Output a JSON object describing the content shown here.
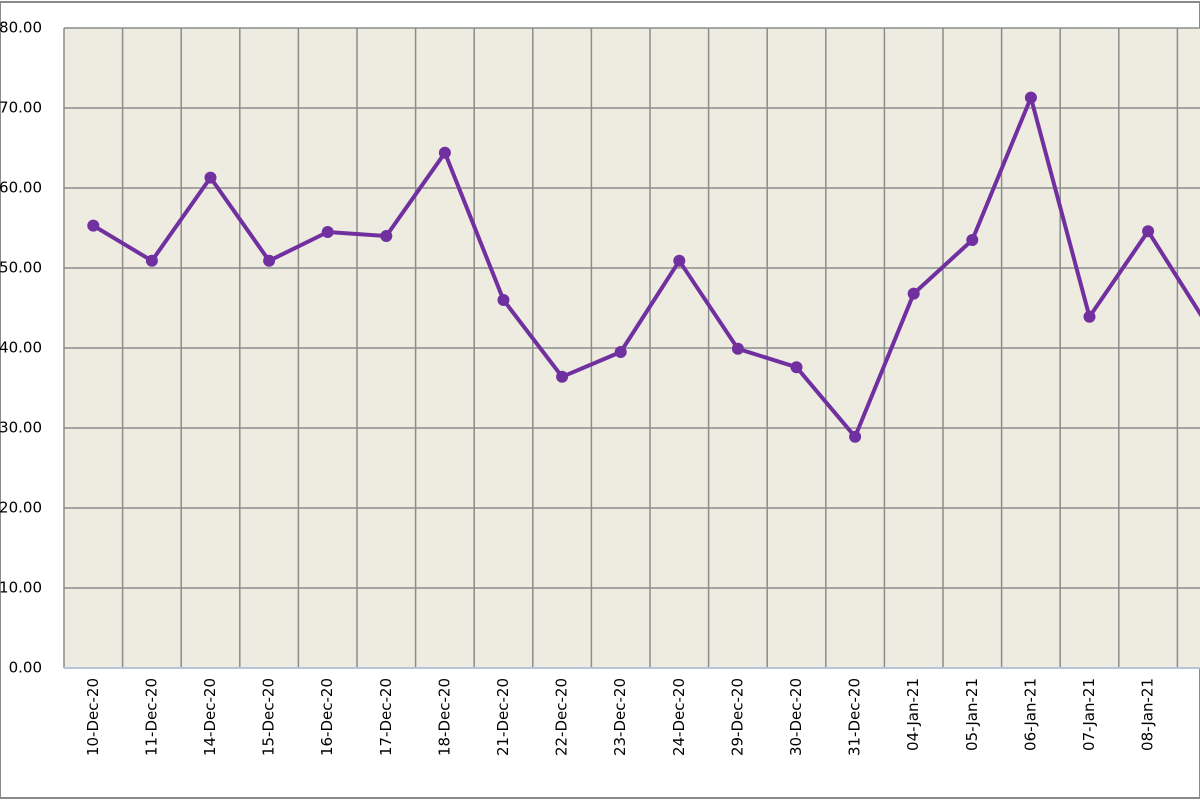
{
  "chart_data": {
    "type": "line",
    "categories": [
      "10-Dec-20",
      "11-Dec-20",
      "14-Dec-20",
      "15-Dec-20",
      "16-Dec-20",
      "17-Dec-20",
      "18-Dec-20",
      "21-Dec-20",
      "22-Dec-20",
      "23-Dec-20",
      "24-Dec-20",
      "29-Dec-20",
      "30-Dec-20",
      "31-Dec-20",
      "04-Jan-21",
      "05-Jan-21",
      "06-Jan-21",
      "07-Jan-21",
      "08-Jan-21",
      null
    ],
    "values": [
      55.3,
      50.9,
      61.3,
      50.9,
      54.5,
      54.0,
      64.4,
      46.0,
      36.4,
      39.5,
      50.9,
      39.9,
      37.6,
      28.9,
      46.8,
      53.5,
      71.3,
      43.9,
      54.6,
      43.0
    ],
    "color": "#7030a0",
    "ylim": [
      0,
      80
    ],
    "yticks": [
      {
        "value": 0,
        "label": "0.00"
      },
      {
        "value": 10,
        "label": "10.00"
      },
      {
        "value": 20,
        "label": "20.00"
      },
      {
        "value": 30,
        "label": "30.00"
      },
      {
        "value": 40,
        "label": "40.00"
      },
      {
        "value": 50,
        "label": "50.00"
      },
      {
        "value": 60,
        "label": "60.00"
      },
      {
        "value": 70,
        "label": "70.00"
      },
      {
        "value": 80,
        "label": "80.00"
      }
    ],
    "grid": true
  }
}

_ _ _ _

● PROBLEM REQUIREMENTS:
Copy each line of the records containing the string "label".

● RESULT FOR THIS TASK:
        "label": "0.00"
        "label": "10.00"
        "label": "20.00"
        "label": "30.00"
        "label": "40.00"
        "label": "50.00"
        "label": "60.00"
        "label": "70.00"
        "label": "80.00"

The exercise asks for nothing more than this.